*Request*:
Find every line with the word "GRAD" and report how many there are, without any other text.

*Given data*:
=-=-=-=-=

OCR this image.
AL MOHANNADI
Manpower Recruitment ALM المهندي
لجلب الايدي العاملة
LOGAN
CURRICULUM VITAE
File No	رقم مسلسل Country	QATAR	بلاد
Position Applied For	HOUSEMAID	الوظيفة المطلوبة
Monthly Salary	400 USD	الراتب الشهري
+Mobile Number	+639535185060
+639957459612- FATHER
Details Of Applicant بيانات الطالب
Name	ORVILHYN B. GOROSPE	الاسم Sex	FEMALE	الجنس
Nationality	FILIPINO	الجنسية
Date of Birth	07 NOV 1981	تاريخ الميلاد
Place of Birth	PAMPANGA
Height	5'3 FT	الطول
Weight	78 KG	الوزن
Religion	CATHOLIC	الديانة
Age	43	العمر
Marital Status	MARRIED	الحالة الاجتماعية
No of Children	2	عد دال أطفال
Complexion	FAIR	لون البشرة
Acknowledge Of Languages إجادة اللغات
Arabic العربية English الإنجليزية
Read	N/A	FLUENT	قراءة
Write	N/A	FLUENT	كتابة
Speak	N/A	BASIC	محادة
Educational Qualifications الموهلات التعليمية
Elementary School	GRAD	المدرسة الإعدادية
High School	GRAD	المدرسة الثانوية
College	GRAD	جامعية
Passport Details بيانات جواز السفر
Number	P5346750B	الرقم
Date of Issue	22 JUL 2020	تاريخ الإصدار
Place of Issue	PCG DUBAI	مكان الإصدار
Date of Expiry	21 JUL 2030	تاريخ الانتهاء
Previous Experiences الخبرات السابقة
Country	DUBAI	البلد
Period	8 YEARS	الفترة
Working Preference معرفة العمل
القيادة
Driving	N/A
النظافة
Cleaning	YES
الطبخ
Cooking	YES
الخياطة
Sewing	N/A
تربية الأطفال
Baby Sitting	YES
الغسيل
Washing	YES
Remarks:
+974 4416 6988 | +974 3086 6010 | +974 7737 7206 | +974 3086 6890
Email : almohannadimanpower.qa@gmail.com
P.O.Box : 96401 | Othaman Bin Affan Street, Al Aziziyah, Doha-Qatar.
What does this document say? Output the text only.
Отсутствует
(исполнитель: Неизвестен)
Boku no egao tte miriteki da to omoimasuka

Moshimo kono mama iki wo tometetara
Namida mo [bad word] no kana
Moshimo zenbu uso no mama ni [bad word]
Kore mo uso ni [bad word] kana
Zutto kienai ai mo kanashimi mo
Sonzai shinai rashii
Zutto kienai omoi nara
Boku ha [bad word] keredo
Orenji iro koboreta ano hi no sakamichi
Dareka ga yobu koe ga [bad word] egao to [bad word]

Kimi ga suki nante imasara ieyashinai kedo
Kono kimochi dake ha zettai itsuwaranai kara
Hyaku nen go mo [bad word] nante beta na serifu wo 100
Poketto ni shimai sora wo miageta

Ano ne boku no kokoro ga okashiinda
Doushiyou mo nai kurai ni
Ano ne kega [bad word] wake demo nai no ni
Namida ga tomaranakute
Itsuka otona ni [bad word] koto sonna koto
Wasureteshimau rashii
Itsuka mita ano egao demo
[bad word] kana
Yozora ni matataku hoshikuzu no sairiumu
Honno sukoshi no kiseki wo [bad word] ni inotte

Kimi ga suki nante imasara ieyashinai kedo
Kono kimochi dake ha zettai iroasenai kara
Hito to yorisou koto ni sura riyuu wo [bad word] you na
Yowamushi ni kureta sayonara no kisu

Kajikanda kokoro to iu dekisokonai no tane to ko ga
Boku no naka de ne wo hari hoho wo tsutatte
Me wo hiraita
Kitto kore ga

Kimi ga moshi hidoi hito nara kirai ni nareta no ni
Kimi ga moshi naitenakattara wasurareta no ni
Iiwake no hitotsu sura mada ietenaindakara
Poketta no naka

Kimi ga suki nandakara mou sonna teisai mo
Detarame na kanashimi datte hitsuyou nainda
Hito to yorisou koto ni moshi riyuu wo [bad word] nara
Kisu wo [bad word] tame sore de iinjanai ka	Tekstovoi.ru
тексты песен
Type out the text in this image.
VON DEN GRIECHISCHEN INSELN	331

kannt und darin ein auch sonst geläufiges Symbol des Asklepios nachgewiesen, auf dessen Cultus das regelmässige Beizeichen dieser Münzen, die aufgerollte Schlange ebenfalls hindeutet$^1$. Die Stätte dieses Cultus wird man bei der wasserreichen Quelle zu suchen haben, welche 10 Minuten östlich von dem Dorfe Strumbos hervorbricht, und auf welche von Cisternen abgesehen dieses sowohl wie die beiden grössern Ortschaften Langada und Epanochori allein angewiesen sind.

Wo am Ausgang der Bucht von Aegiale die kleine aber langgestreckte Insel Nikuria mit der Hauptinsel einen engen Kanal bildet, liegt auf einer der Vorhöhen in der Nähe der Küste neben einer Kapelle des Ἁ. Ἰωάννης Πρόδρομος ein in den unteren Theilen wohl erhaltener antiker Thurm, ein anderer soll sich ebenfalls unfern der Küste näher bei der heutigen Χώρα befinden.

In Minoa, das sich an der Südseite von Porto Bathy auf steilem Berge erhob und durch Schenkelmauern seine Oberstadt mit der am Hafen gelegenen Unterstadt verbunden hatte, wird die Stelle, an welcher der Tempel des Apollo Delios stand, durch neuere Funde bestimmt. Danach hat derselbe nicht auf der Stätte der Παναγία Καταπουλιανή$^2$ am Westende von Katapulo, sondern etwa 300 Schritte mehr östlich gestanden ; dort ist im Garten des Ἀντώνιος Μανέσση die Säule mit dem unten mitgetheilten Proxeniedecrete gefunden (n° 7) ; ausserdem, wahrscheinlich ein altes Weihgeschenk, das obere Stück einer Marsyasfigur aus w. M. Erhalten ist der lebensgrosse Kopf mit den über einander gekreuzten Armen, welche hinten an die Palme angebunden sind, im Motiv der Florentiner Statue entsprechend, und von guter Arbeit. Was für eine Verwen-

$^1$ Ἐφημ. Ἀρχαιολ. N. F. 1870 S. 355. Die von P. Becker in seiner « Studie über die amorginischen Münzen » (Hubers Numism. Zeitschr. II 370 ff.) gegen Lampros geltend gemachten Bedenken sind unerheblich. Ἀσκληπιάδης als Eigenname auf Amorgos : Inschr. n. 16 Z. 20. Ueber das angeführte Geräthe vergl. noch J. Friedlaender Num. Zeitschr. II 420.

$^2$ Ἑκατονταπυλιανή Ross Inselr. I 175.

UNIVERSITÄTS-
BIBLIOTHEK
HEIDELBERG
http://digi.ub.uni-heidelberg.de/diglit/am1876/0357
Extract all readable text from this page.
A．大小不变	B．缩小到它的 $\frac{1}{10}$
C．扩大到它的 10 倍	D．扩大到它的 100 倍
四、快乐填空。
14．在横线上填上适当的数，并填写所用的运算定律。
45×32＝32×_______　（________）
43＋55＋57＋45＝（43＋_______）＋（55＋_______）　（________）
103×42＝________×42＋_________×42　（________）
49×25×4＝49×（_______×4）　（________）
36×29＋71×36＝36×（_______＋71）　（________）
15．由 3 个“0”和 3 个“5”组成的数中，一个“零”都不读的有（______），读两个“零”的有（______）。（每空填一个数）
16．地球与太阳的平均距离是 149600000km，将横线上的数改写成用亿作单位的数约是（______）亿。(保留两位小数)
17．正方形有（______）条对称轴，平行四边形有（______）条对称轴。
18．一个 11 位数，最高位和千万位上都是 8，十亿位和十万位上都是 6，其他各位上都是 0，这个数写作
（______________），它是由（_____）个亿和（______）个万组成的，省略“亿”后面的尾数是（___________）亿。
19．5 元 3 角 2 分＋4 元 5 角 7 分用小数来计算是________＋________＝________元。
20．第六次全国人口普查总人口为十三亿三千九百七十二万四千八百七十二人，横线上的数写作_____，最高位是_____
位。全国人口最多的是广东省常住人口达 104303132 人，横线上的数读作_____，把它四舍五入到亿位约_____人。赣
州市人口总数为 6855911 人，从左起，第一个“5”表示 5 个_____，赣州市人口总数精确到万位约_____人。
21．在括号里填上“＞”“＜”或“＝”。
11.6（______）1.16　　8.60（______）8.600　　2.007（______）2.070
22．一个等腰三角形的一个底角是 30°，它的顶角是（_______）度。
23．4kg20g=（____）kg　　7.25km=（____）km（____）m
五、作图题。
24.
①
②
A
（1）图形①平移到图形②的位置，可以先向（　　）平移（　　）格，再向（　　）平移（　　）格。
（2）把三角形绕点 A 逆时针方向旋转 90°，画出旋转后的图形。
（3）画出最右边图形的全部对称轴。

=-=-=-=-=

*Exercise result*:
3